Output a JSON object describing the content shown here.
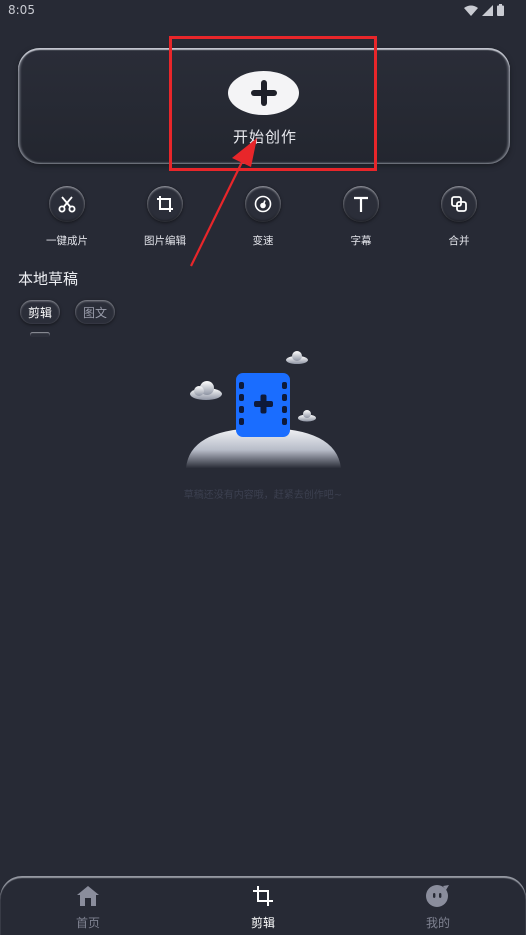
{
  "status_bar": {
    "time": "8:05"
  },
  "create": {
    "label": "开始创作"
  },
  "tools": [
    {
      "label": "一键成片",
      "icon": "scissors-icon"
    },
    {
      "label": "图片编辑",
      "icon": "crop-icon"
    },
    {
      "label": "变速",
      "icon": "speed-gauge-icon"
    },
    {
      "label": "字幕",
      "icon": "text-icon"
    },
    {
      "label": "合并",
      "icon": "merge-icon"
    }
  ],
  "drafts": {
    "title": "本地草稿",
    "tabs": [
      {
        "label": "剪辑",
        "active": true
      },
      {
        "label": "图文",
        "active": false
      }
    ],
    "empty_message": "草稿还没有内容哦，赶紧去创作吧~"
  },
  "bottom_nav": [
    {
      "label": "首页",
      "icon": "home-icon",
      "active": false
    },
    {
      "label": "剪辑",
      "icon": "crop-icon",
      "active": true
    },
    {
      "label": "我的",
      "icon": "chat-face-icon",
      "active": false
    }
  ],
  "colors": {
    "background": "#272a35",
    "accent_blue": "#1a6dff",
    "annotation_red": "#e8262a"
  }
}
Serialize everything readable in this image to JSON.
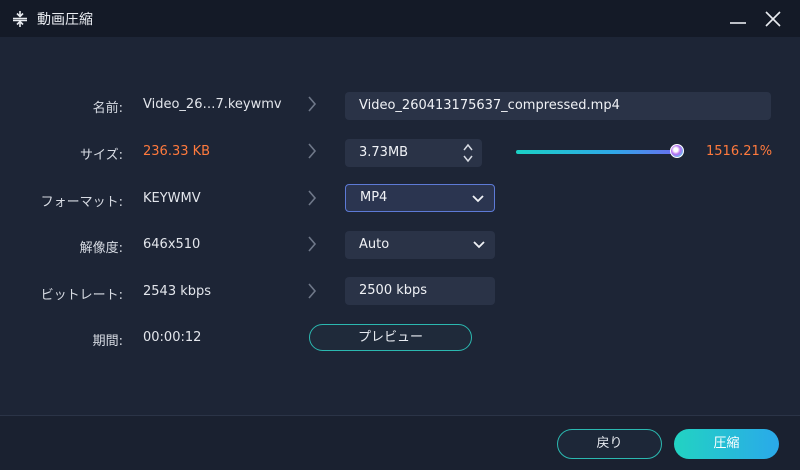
{
  "window": {
    "title": "動画圧縮"
  },
  "rows": {
    "name": {
      "label": "名前:",
      "source": "Video_26…7.keywmv",
      "output": "Video_260413175637_compressed.mp4"
    },
    "size": {
      "label": "サイズ:",
      "source": "236.33 KB",
      "output": "3.73MB",
      "percent": "1516.21%",
      "slider_fraction": 1.0
    },
    "format": {
      "label": "フォーマット:",
      "source": "KEYWMV",
      "output": "MP4"
    },
    "resolution": {
      "label": "解像度:",
      "source": "646x510",
      "output": "Auto"
    },
    "bitrate": {
      "label": "ビットレート:",
      "source": "2543 kbps",
      "output": "2500 kbps"
    },
    "duration": {
      "label": "期間:",
      "source": "00:00:12"
    }
  },
  "buttons": {
    "preview": "プレビュー",
    "back": "戻り",
    "compress": "圧縮"
  },
  "colors": {
    "accent_teal": "#2bb8b0",
    "highlight_orange": "#ff7a3d",
    "background": "#1d2536"
  },
  "icons": [
    "compress-icon",
    "minimize-icon",
    "close-icon",
    "chevron-right-icon",
    "chevron-down-icon",
    "stepper-icon"
  ]
}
==============================
=== JOB ===
Every record above should be written out again exactly; the pictures stay out of the copy.

=== EXPECTED ANSWER ===
Output a JSON object describing the content shown here.
{
  "status_bar": {
    "time": "8:05"
  },
  "create": {
    "label": "开始创作"
  },
  "tools": [
    {
      "label": "一键成片",
      "icon": "scissors-icon"
    },
    {
      "label": "图片编辑",
      "icon": "crop-icon"
    },
    {
      "label": "变速",
      "icon": "speed-gauge-icon"
    },
    {
      "label": "字幕",
      "icon": "text-icon"
    },
    {
      "label": "合并",
      "icon": "merge-icon"
    }
  ],
  "drafts": {
    "title": "本地草稿",
    "tabs": [
      {
        "label": "剪辑",
        "active": true
      },
      {
        "label": "图文",
        "active": false
      }
    ],
    "empty_message": "草稿还没有内容哦，赶紧去创作吧~"
  },
  "bottom_nav": [
    {
      "label": "首页",
      "icon": "home-icon",
      "active": false
    },
    {
      "label": "剪辑",
      "icon": "crop-icon",
      "active": true
    },
    {
      "label": "我的",
      "icon": "chat-face-icon",
      "active": false
    }
  ],
  "colors": {
    "background": "#272a35",
    "accent_blue": "#1a6dff",
    "annotation_red": "#e8262a"
  }
}
Serialize everything readable in this image to JSON.
{
  "window": {
    "title": "動画圧縮"
  },
  "rows": {
    "name": {
      "label": "名前:",
      "source": "Video_26…7.keywmv",
      "output": "Video_260413175637_compressed.mp4"
    },
    "size": {
      "label": "サイズ:",
      "source": "236.33 KB",
      "output": "3.73MB",
      "percent": "1516.21%",
      "slider_fraction": 1.0
    },
    "format": {
      "label": "フォーマット:",
      "source": "KEYWMV",
      "output": "MP4"
    },
    "resolution": {
      "label": "解像度:",
      "source": "646x510",
      "output": "Auto"
    },
    "bitrate": {
      "label": "ビットレート:",
      "source": "2543 kbps",
      "output": "2500 kbps"
    },
    "duration": {
      "label": "期間:",
      "source": "00:00:12"
    }
  },
  "buttons": {
    "preview": "プレビュー",
    "back": "戻り",
    "compress": "圧縮"
  },
  "colors": {
    "accent_teal": "#2bb8b0",
    "highlight_orange": "#ff7a3d",
    "background": "#1d2536"
  },
  "icons": [
    "compress-icon",
    "minimize-icon",
    "close-icon",
    "chevron-right-icon",
    "chevron-down-icon",
    "stepper-icon"
  ]
}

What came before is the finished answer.